▸ **What the task asks**:
Print each line of the listing once more, precisely as given.

--

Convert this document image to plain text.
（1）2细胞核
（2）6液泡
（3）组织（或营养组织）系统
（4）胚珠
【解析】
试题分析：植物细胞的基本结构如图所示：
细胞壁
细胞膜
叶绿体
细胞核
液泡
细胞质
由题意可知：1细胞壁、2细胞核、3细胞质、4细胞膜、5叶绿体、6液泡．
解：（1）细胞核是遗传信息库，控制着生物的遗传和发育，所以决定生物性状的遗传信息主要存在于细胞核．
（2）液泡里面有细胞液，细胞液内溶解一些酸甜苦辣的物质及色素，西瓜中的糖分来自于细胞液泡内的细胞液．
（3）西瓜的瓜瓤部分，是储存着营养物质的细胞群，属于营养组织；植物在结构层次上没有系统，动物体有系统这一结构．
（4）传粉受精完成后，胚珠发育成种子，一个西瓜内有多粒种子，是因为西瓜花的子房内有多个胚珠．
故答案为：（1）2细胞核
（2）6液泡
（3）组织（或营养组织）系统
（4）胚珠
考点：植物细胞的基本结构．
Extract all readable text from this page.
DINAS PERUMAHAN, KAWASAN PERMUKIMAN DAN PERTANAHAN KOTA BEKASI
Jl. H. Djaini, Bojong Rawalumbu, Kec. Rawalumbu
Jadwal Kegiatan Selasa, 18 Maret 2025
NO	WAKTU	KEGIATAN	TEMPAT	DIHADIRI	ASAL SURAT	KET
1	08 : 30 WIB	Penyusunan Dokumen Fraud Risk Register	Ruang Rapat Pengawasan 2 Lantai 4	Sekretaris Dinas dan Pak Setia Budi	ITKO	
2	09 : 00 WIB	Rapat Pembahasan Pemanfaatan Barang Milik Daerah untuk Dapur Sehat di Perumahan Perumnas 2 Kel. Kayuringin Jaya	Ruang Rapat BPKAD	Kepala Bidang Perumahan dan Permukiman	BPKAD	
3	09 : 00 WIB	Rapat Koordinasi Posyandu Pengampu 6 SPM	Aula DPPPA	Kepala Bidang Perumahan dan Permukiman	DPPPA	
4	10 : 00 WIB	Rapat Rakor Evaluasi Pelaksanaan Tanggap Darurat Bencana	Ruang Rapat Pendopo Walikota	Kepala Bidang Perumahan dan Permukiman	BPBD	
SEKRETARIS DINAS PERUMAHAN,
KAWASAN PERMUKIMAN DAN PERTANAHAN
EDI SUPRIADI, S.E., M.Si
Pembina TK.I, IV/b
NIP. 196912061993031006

--

▸ **Problem solution**:
Convert this document image to plain text.
（1）2细胞核
（2）6液泡
（3）组织（或营养组织）系统
（4）胚珠
【解析】
试题分析：植物细胞的基本结构如图所示：
细胞壁
细胞膜
叶绿体
细胞核
液泡
细胞质
由题意可知：1细胞壁、2细胞核、3细胞质、4细胞膜、5叶绿体、6液泡．
解：（1）细胞核是遗传信息库，控制着生物的遗传和发育，所以决定生物性状的遗传信息主要存在于细胞核．
（2）液泡里面有细胞液，细胞液内溶解一些酸甜苦辣的物质及色素，西瓜中的糖分来自于细胞液泡内的细胞液．
（3）西瓜的瓜瓤部分，是储存着营养物质的细胞群，属于营养组织；植物在结构层次上没有系统，动物体有系统这一结构．
（4）传粉受精完成后，胚珠发育成种子，一个西瓜内有多粒种子，是因为西瓜花的子房内有多个胚珠．
故答案为：（1）2细胞核
（2）6液泡
（3）组织（或营养组织）系统
（4）胚珠
考点：植物细胞的基本结构．
Extract all readable text from this page.
DINAS PERUMAHAN, KAWASAN PERMUKIMAN DAN PERTANAHAN KOTA BEKASI
Jl. H. Djaini, Bojong Rawalumbu, Kec. Rawalumbu
Jadwal Kegiatan Selasa, 18 Maret 2025
NO	WAKTU	KEGIATAN	TEMPAT	DIHADIRI	ASAL SURAT	KET
1	08 : 30 WIB	Penyusunan Dokumen Fraud Risk Register	Ruang Rapat Pengawasan 2 Lantai 4	Sekretaris Dinas dan Pak Setia Budi	ITKO	
2	09 : 00 WIB	Rapat Pembahasan Pemanfaatan Barang Milik Daerah untuk Dapur Sehat di Perumahan Perumnas 2 Kel. Kayuringin Jaya	Ruang Rapat BPKAD	Kepala Bidang Perumahan dan Permukiman	BPKAD	
3	09 : 00 WIB	Rapat Koordinasi Posyandu Pengampu 6 SPM	Aula DPPPA	Kepala Bidang Perumahan dan Permukiman	DPPPA	
4	10 : 00 WIB	Rapat Rakor Evaluasi Pelaksanaan Tanggap Darurat Bencana	Ruang Rapat Pendopo Walikota	Kepala Bidang Perumahan dan Permukiman	BPBD	
SEKRETARIS DINAS PERUMAHAN,
KAWASAN PERMUKIMAN DAN PERTANAHAN
EDI SUPRIADI, S.E., M.Si
Pembina TK.I, IV/b
NIP. 196912061993031006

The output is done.